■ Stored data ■
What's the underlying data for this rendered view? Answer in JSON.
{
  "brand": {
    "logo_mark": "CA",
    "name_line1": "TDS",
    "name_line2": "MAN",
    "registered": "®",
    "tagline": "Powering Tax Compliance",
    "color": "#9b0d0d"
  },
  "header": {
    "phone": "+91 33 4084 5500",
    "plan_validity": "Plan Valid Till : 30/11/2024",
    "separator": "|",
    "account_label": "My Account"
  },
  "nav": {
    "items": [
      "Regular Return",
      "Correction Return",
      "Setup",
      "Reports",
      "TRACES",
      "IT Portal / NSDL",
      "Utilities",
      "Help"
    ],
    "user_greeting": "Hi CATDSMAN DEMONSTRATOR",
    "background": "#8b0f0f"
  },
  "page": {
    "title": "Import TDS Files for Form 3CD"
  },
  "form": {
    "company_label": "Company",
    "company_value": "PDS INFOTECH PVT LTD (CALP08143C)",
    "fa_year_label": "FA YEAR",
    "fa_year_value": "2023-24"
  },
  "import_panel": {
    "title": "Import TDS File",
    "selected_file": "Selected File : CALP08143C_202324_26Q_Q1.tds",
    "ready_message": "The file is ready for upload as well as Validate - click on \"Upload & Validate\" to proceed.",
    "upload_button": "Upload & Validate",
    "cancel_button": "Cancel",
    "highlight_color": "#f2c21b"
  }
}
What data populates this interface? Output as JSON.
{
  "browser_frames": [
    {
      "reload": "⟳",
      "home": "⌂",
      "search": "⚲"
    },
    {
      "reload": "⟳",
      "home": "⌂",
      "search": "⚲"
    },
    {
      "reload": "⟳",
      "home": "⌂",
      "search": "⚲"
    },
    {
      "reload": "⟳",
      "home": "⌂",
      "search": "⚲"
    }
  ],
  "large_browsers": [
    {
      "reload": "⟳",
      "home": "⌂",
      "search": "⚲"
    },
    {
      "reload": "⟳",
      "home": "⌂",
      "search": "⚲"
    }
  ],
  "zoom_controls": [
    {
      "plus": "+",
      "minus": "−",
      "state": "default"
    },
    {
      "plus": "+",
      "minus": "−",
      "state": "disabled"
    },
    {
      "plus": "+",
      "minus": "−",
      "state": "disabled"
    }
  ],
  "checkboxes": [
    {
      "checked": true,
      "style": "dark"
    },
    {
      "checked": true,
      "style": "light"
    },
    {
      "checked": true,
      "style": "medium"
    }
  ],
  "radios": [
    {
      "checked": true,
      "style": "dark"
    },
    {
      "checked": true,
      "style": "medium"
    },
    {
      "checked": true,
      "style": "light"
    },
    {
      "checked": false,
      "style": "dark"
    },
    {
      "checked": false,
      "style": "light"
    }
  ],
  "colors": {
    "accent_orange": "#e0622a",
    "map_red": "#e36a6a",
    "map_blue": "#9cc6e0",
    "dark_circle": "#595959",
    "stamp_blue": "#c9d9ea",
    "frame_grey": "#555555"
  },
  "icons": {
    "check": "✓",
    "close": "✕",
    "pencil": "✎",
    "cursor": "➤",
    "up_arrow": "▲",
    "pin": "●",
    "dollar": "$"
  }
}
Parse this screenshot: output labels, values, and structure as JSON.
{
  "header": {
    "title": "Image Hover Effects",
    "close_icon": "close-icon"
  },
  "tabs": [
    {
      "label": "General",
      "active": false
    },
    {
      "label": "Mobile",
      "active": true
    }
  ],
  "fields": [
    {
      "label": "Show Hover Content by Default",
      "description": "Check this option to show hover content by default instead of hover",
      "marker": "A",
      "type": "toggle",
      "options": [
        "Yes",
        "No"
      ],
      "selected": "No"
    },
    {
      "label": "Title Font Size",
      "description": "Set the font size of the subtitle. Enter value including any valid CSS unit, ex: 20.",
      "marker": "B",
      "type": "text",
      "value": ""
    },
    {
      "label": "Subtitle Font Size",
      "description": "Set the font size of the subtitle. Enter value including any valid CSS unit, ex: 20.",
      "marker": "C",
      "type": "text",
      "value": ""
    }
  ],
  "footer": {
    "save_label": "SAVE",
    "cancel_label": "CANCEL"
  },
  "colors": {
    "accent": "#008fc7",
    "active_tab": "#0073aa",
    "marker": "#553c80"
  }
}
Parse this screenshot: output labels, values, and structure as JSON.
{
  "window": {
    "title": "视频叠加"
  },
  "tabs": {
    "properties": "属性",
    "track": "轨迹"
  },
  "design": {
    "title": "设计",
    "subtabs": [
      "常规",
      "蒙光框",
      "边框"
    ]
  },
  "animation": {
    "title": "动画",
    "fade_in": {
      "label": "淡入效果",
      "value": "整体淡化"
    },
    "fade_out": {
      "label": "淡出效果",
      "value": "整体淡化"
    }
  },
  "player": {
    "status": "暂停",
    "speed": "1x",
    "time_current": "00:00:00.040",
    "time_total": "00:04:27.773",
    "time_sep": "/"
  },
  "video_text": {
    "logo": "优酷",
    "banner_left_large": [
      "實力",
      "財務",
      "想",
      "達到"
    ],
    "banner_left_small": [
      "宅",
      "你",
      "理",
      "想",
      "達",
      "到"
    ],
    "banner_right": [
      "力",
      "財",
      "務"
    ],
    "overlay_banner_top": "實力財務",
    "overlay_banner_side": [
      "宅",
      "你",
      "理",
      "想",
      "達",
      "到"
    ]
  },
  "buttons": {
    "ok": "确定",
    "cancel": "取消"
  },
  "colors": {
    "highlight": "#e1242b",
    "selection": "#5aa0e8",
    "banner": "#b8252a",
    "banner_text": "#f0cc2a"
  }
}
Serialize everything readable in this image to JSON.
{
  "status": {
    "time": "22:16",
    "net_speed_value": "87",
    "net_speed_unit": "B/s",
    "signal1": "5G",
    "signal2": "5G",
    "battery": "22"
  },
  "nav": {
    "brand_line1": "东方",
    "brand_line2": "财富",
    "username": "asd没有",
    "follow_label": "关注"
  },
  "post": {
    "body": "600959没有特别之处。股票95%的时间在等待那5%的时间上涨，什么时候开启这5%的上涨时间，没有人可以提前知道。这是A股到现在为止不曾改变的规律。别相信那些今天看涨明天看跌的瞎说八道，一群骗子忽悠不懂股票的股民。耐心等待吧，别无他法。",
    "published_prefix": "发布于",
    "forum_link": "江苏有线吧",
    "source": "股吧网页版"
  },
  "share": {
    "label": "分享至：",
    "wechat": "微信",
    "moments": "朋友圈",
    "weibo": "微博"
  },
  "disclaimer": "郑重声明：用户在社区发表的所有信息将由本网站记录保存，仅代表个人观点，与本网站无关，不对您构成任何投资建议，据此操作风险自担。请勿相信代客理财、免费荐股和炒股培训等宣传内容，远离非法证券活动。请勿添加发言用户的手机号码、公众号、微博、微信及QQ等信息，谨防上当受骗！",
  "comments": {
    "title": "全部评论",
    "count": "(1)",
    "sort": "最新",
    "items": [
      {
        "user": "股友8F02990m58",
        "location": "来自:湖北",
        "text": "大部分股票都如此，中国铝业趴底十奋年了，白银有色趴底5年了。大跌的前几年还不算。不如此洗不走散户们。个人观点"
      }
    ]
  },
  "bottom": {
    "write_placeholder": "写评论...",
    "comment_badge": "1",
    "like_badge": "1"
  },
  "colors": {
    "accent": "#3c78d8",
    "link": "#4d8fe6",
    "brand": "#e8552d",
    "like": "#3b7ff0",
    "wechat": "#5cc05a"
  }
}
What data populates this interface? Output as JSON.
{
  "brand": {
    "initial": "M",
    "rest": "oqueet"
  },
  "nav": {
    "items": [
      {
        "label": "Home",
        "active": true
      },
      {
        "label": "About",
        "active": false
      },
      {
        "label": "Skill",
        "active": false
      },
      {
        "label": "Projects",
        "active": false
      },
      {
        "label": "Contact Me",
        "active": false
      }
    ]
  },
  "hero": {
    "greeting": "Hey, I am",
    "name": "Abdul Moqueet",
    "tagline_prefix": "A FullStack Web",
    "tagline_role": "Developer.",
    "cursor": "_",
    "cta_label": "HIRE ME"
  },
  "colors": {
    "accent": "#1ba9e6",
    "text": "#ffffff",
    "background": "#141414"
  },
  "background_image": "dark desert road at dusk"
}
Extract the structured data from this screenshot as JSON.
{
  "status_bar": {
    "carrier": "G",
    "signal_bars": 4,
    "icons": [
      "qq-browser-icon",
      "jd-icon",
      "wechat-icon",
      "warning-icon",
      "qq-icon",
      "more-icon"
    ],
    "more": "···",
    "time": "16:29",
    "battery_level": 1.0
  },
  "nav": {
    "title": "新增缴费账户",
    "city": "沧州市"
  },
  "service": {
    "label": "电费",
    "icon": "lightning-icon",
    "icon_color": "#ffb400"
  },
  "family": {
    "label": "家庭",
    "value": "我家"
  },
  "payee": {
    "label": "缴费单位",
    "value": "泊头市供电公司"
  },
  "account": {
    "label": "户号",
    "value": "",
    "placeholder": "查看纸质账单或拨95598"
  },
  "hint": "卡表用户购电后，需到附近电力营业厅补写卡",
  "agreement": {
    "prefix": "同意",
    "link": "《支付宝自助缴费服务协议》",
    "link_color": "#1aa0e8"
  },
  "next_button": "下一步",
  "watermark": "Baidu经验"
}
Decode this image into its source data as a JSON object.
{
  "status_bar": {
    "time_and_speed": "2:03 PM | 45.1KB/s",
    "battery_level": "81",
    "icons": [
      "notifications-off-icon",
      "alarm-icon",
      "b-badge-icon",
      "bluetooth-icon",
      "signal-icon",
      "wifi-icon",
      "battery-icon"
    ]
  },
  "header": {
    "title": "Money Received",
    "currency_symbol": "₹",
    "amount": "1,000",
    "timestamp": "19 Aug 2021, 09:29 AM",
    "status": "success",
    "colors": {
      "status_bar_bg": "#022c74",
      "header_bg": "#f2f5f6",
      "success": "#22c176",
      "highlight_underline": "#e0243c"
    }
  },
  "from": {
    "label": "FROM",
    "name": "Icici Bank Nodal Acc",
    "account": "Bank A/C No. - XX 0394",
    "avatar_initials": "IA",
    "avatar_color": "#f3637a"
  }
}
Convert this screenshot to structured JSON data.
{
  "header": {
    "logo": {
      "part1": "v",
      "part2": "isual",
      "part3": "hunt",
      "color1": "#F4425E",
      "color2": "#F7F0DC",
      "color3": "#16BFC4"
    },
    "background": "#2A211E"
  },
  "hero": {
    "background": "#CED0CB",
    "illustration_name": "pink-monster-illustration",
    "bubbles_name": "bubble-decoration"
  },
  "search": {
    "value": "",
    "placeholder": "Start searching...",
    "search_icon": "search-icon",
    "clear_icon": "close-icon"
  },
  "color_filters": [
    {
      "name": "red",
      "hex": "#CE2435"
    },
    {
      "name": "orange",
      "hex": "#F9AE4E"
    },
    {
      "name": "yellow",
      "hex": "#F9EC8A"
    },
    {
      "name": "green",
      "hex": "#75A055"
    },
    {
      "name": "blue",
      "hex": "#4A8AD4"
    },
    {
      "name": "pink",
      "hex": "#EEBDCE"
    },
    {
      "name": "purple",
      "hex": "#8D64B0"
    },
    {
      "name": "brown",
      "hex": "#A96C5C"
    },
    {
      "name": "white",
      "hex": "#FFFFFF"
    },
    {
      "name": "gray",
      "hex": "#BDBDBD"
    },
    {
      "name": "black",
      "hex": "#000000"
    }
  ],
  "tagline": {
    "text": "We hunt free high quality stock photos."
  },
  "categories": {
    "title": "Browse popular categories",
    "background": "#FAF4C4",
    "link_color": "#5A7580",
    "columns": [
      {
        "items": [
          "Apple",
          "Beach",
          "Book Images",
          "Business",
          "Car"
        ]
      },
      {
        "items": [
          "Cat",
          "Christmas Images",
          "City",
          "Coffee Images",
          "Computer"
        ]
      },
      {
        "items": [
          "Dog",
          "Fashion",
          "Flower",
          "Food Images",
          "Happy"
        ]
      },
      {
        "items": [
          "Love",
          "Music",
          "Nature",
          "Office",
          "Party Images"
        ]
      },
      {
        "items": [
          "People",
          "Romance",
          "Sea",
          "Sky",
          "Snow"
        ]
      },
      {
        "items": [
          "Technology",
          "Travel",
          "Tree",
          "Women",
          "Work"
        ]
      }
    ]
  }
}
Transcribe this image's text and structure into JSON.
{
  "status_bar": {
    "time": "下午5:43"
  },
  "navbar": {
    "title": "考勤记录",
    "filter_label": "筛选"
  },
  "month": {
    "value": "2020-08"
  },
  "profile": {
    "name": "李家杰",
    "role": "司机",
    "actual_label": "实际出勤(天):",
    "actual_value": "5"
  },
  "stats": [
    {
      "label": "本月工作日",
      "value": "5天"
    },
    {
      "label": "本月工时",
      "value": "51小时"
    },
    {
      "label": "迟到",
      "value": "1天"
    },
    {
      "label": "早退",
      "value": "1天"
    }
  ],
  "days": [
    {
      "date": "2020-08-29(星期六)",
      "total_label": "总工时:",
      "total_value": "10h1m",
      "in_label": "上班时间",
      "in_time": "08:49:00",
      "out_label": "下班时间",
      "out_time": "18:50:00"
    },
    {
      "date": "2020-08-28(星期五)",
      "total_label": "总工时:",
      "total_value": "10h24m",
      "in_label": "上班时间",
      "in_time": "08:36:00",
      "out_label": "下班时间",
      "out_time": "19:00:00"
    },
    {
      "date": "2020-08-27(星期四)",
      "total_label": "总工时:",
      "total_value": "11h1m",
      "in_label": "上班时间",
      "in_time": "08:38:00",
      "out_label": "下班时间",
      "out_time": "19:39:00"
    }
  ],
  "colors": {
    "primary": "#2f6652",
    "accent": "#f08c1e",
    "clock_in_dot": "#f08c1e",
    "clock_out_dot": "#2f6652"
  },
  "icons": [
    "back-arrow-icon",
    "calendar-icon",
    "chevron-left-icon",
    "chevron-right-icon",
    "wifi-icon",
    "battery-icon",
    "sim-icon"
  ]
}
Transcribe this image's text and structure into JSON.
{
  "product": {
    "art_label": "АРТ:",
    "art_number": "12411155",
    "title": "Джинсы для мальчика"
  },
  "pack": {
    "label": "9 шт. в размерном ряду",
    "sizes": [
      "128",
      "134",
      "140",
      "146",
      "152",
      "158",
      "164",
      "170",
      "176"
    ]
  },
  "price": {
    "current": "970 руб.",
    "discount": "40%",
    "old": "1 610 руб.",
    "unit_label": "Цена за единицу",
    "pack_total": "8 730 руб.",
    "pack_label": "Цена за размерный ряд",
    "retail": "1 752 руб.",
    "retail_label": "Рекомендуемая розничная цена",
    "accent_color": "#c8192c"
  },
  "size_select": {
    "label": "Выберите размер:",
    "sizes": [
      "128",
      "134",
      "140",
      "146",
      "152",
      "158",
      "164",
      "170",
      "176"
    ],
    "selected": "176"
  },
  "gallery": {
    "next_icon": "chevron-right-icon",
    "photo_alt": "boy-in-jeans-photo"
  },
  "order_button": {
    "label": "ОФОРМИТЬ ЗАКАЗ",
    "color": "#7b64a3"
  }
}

■ Exercise requirements ■
Examine the records and pull out every line where the string "close" occurs.

■ Complete response ■
    "close": "✕",
    "close_icon": "close-icon"
    "clear_icon": "close-icon"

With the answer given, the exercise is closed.